▶ _Instruction_:
Return every line of the material below unchanged, keeping the original order and wording.

────────

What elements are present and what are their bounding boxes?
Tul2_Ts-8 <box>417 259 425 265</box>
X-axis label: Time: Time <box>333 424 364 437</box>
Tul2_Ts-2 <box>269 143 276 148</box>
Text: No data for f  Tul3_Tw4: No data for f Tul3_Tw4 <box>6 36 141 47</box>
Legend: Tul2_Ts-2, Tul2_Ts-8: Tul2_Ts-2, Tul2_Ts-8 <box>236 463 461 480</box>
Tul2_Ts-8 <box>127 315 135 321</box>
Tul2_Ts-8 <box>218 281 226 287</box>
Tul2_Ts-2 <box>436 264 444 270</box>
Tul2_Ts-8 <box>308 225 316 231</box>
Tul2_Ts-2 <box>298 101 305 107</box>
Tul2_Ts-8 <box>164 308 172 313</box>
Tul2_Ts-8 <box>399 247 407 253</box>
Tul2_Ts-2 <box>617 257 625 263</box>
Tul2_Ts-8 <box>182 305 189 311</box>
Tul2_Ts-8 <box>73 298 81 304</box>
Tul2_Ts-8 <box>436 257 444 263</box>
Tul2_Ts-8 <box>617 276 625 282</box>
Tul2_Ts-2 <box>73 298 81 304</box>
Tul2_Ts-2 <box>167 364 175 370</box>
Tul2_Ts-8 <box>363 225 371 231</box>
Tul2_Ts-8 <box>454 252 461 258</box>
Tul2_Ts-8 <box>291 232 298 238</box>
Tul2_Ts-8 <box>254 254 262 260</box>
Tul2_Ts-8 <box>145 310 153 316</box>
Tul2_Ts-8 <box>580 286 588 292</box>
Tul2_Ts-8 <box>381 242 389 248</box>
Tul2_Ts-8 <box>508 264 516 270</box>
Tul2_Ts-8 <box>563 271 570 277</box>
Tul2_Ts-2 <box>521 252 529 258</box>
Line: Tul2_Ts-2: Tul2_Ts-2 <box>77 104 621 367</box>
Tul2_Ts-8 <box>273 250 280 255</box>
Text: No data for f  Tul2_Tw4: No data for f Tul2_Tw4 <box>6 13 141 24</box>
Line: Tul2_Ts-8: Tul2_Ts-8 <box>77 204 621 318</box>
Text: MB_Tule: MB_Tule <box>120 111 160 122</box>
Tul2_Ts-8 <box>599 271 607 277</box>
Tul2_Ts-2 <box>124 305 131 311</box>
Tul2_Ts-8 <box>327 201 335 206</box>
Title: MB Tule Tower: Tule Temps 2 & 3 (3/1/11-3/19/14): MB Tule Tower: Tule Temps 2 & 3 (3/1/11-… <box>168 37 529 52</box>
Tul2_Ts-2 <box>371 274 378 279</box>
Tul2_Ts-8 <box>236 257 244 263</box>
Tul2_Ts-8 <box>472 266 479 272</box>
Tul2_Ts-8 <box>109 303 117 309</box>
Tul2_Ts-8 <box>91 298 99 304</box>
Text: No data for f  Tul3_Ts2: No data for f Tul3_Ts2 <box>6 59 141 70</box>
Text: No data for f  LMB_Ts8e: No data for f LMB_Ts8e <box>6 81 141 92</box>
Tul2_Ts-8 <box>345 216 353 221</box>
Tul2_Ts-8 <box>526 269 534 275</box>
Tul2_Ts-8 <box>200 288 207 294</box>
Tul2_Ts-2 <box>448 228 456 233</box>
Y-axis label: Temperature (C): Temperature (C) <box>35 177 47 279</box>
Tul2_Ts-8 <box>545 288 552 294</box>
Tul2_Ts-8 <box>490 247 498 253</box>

────────

▶ _Output of the exercise_:
What elements are present and what are their bounding boxes?
Tul2_Ts-8 <box>417 259 425 265</box>
X-axis label: Time: Time <box>333 424 364 437</box>
Tul2_Ts-2 <box>269 143 276 148</box>
Text: No data for f  Tul3_Tw4: No data for f Tul3_Tw4 <box>6 36 141 47</box>
Legend: Tul2_Ts-2, Tul2_Ts-8: Tul2_Ts-2, Tul2_Ts-8 <box>236 463 461 480</box>
Tul2_Ts-8 <box>127 315 135 321</box>
Tul2_Ts-8 <box>218 281 226 287</box>
Tul2_Ts-2 <box>436 264 444 270</box>
Tul2_Ts-8 <box>308 225 316 231</box>
Tul2_Ts-2 <box>298 101 305 107</box>
Tul2_Ts-8 <box>164 308 172 313</box>
Tul2_Ts-8 <box>399 247 407 253</box>
Tul2_Ts-2 <box>617 257 625 263</box>
Tul2_Ts-8 <box>182 305 189 311</box>
Tul2_Ts-8 <box>73 298 81 304</box>
Tul2_Ts-8 <box>436 257 444 263</box>
Tul2_Ts-8 <box>617 276 625 282</box>
Tul2_Ts-2 <box>73 298 81 304</box>
Tul2_Ts-2 <box>167 364 175 370</box>
Tul2_Ts-8 <box>363 225 371 231</box>
Tul2_Ts-8 <box>454 252 461 258</box>
Tul2_Ts-8 <box>291 232 298 238</box>
Tul2_Ts-8 <box>254 254 262 260</box>
Tul2_Ts-8 <box>145 310 153 316</box>
Tul2_Ts-8 <box>580 286 588 292</box>
Tul2_Ts-8 <box>381 242 389 248</box>
Tul2_Ts-8 <box>508 264 516 270</box>
Tul2_Ts-8 <box>563 271 570 277</box>
Tul2_Ts-2 <box>521 252 529 258</box>
Line: Tul2_Ts-2: Tul2_Ts-2 <box>77 104 621 367</box>
Tul2_Ts-8 <box>273 250 280 255</box>
Text: No data for f  Tul2_Tw4: No data for f Tul2_Tw4 <box>6 13 141 24</box>
Line: Tul2_Ts-8: Tul2_Ts-8 <box>77 204 621 318</box>
Text: MB_Tule: MB_Tule <box>120 111 160 122</box>
Tul2_Ts-8 <box>599 271 607 277</box>
Tul2_Ts-2 <box>124 305 131 311</box>
Tul2_Ts-8 <box>327 201 335 206</box>
Title: MB Tule Tower: Tule Temps 2 & 3 (3/1/11-3/19/14): MB Tule Tower: Tule Temps 2 & 3 (3/1/11-… <box>168 37 529 52</box>
Tul2_Ts-2 <box>371 274 378 279</box>
Tul2_Ts-8 <box>236 257 244 263</box>
Tul2_Ts-8 <box>472 266 479 272</box>
Tul2_Ts-8 <box>109 303 117 309</box>
Tul2_Ts-8 <box>91 298 99 304</box>
Text: No data for f  Tul3_Ts2: No data for f Tul3_Ts2 <box>6 59 141 70</box>
Text: No data for f  LMB_Ts8e: No data for f LMB_Ts8e <box>6 81 141 92</box>
Tul2_Ts-8 <box>345 216 353 221</box>
Tul2_Ts-8 <box>526 269 534 275</box>
Tul2_Ts-8 <box>200 288 207 294</box>
Tul2_Ts-2 <box>448 228 456 233</box>
Y-axis label: Temperature (C): Temperature (C) <box>35 177 47 279</box>
Tul2_Ts-8 <box>545 288 552 294</box>
Tul2_Ts-8 <box>490 247 498 253</box>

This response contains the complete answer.